--- What is required ---
Each line of the material below that holds the word "oneens" needs to be copied.

--- Listed records ---
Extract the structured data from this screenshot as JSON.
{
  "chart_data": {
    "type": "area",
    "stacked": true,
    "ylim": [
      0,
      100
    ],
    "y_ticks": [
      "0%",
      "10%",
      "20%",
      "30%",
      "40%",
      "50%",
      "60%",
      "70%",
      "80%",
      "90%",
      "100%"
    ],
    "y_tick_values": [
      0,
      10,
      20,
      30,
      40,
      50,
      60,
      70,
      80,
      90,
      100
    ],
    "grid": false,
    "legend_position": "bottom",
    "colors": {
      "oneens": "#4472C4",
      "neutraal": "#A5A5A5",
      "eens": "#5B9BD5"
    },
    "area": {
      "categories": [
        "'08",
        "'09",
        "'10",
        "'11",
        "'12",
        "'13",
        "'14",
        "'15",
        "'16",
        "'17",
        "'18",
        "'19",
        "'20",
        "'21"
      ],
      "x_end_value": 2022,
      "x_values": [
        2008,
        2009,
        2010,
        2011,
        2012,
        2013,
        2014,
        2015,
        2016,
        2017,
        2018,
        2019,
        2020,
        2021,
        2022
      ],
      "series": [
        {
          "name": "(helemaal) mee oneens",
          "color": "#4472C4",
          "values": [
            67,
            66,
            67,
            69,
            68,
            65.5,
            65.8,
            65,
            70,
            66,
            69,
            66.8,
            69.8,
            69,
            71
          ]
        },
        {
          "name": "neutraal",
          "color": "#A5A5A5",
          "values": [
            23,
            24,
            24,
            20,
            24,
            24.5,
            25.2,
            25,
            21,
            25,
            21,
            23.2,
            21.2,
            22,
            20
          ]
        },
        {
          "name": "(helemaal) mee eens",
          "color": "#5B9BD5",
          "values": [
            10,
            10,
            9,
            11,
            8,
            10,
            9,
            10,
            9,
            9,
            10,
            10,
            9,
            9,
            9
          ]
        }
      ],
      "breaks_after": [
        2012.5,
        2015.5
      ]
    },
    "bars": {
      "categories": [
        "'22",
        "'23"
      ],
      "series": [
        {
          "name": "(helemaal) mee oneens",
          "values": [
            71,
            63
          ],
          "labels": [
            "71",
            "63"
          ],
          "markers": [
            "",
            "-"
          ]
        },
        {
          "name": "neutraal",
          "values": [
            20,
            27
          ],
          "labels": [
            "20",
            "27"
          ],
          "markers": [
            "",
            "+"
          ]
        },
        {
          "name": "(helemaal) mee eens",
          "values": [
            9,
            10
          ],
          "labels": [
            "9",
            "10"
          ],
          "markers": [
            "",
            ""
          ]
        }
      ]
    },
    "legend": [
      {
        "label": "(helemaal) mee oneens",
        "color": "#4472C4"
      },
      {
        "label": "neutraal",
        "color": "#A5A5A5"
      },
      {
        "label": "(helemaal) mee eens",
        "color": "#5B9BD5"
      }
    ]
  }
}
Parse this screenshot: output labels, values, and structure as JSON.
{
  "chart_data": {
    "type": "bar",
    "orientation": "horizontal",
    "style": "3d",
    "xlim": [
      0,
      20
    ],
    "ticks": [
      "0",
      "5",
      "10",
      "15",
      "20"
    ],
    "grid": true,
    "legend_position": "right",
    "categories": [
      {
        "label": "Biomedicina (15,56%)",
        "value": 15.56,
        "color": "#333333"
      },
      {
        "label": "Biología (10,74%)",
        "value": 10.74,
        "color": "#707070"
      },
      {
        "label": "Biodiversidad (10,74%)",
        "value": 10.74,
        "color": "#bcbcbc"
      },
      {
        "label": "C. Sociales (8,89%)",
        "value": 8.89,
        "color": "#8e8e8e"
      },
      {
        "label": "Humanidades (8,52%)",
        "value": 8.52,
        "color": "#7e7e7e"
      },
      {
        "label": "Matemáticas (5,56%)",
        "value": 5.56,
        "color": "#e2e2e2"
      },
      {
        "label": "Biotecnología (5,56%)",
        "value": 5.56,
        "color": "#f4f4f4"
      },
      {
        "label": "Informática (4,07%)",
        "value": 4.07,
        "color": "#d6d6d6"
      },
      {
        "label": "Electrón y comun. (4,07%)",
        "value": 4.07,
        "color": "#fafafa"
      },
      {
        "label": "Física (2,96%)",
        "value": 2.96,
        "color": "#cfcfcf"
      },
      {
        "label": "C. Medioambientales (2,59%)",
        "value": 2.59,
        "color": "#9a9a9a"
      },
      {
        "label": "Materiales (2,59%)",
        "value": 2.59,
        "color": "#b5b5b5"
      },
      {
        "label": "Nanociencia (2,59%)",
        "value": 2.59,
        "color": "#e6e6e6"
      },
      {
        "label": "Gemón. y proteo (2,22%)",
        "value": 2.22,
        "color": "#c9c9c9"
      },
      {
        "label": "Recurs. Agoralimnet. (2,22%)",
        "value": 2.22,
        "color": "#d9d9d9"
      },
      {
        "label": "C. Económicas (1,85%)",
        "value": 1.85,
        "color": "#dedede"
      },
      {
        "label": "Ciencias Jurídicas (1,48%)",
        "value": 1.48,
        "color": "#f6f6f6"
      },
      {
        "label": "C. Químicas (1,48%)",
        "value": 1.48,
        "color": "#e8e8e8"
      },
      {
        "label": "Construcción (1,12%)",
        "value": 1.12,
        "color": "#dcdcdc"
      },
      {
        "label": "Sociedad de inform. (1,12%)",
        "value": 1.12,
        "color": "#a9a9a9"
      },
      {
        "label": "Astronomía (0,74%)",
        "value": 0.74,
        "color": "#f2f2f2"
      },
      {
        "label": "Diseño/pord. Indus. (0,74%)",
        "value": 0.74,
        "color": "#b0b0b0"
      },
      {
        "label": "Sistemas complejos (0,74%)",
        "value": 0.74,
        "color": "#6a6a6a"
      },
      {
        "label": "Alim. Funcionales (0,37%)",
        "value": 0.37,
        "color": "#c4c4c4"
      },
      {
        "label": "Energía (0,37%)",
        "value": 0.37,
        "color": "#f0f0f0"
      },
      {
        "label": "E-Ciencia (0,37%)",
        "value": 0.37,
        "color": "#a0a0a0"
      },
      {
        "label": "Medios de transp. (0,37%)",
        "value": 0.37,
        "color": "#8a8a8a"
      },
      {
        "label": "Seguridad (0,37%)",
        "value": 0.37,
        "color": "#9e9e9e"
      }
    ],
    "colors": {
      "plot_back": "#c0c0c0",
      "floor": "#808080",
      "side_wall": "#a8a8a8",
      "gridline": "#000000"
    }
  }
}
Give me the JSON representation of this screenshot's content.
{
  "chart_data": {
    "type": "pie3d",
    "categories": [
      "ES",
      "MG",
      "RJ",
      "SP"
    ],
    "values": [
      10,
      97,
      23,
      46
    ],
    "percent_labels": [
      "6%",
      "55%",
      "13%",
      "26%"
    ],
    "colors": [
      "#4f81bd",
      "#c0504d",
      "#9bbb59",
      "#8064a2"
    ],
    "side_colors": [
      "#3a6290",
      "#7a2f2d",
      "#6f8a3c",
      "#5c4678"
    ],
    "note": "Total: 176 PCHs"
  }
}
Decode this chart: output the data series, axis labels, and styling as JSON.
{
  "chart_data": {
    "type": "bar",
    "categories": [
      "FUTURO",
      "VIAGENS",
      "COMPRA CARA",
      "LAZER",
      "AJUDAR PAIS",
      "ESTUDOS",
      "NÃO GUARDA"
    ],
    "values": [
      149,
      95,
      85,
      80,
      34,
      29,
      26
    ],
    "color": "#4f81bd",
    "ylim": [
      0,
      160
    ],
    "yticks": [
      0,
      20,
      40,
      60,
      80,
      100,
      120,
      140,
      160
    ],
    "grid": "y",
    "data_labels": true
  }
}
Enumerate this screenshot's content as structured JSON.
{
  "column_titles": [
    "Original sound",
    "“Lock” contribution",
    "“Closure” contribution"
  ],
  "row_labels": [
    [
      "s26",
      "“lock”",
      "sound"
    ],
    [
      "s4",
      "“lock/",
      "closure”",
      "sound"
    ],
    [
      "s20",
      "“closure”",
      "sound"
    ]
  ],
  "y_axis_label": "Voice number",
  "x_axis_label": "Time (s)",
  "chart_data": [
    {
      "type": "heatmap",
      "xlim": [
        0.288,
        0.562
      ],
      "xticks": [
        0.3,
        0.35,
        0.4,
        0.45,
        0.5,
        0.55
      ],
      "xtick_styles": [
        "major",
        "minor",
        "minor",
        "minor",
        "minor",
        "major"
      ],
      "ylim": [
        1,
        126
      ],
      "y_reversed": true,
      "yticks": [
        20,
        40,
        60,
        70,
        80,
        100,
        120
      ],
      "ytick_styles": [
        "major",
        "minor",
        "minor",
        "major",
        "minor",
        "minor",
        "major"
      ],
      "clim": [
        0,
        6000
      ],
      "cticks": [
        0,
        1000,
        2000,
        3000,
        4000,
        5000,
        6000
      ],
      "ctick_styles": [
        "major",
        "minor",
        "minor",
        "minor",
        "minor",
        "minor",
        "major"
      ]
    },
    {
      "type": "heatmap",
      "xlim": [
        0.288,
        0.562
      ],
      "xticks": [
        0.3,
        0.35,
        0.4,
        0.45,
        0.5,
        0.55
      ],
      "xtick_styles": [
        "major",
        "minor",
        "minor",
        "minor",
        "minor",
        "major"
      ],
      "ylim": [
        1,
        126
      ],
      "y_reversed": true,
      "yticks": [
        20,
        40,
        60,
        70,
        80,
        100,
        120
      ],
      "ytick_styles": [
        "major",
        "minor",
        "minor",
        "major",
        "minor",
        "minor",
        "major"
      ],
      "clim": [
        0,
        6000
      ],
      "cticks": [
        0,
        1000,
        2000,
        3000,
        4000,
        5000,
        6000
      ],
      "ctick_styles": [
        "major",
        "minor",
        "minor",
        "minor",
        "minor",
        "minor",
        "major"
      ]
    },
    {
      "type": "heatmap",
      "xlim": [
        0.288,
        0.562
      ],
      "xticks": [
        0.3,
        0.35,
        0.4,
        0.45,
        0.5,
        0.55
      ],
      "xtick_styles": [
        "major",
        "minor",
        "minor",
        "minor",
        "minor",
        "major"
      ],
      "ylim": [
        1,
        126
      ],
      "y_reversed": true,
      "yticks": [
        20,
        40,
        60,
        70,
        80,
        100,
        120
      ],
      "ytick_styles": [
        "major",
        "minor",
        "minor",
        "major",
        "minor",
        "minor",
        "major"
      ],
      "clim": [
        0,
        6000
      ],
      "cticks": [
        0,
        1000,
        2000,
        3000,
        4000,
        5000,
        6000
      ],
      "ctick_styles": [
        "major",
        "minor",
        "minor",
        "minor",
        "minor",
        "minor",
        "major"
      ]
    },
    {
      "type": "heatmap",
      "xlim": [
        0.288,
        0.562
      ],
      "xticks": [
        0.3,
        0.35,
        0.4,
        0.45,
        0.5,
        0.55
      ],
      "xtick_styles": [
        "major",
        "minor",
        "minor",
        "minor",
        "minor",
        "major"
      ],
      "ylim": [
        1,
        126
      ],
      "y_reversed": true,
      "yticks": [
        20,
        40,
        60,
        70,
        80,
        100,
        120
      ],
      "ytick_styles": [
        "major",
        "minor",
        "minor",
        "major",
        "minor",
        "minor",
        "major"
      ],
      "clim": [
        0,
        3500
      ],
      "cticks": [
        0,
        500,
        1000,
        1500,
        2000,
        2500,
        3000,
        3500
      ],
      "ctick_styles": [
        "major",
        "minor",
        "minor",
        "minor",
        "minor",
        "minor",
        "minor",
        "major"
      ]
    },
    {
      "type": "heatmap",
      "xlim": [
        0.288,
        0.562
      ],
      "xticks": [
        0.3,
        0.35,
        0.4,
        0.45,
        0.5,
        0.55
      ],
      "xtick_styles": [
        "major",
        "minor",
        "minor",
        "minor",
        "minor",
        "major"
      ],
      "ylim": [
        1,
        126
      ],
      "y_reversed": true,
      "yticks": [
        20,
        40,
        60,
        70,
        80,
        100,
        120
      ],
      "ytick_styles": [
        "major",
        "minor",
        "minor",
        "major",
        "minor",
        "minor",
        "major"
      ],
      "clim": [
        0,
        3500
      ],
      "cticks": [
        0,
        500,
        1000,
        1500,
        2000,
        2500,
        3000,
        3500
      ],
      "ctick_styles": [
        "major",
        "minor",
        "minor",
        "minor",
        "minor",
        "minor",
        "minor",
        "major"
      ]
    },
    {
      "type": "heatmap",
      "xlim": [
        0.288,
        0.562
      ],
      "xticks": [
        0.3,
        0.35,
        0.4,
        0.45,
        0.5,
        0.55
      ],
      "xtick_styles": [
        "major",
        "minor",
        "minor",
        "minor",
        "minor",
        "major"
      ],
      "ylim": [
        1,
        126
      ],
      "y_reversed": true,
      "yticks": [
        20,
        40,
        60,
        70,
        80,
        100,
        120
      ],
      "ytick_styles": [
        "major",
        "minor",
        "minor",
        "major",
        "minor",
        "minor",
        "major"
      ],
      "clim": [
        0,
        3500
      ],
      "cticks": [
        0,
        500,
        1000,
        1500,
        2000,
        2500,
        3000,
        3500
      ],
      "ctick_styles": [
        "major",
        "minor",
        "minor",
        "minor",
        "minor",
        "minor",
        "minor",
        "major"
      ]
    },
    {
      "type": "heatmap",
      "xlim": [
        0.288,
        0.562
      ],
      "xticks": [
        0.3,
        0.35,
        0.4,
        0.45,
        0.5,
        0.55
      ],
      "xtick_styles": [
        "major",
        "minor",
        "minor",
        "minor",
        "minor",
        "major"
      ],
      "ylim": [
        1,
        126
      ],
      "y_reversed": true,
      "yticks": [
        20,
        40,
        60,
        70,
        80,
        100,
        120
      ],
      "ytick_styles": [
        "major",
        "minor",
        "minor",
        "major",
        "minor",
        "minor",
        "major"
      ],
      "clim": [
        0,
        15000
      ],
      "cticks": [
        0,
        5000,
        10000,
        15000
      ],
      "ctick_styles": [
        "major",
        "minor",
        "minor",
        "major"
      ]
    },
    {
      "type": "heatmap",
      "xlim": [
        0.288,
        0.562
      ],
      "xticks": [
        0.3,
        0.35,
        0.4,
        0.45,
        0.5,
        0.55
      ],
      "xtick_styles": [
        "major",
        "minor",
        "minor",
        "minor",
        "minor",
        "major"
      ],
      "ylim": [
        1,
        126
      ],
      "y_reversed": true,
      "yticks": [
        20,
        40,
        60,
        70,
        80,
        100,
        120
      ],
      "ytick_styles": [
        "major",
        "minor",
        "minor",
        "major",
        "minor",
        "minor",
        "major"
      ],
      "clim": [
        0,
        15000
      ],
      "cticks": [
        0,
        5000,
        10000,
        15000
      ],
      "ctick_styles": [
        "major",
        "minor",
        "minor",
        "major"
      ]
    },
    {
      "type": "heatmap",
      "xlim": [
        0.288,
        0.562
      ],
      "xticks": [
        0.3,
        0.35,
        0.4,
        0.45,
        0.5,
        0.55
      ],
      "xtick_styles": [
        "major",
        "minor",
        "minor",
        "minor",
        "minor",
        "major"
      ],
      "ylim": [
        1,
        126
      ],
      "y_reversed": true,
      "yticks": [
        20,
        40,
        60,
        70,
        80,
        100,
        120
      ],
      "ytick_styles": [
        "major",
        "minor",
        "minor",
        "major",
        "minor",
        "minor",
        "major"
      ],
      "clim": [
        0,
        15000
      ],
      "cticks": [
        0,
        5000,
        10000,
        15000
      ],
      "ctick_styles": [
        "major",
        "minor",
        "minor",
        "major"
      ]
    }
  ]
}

--- Task response ---
      "oneens": "#4472C4",
          "name": "(helemaal) mee oneens",
          "name": "(helemaal) mee oneens",
        "label": "(helemaal) mee oneens",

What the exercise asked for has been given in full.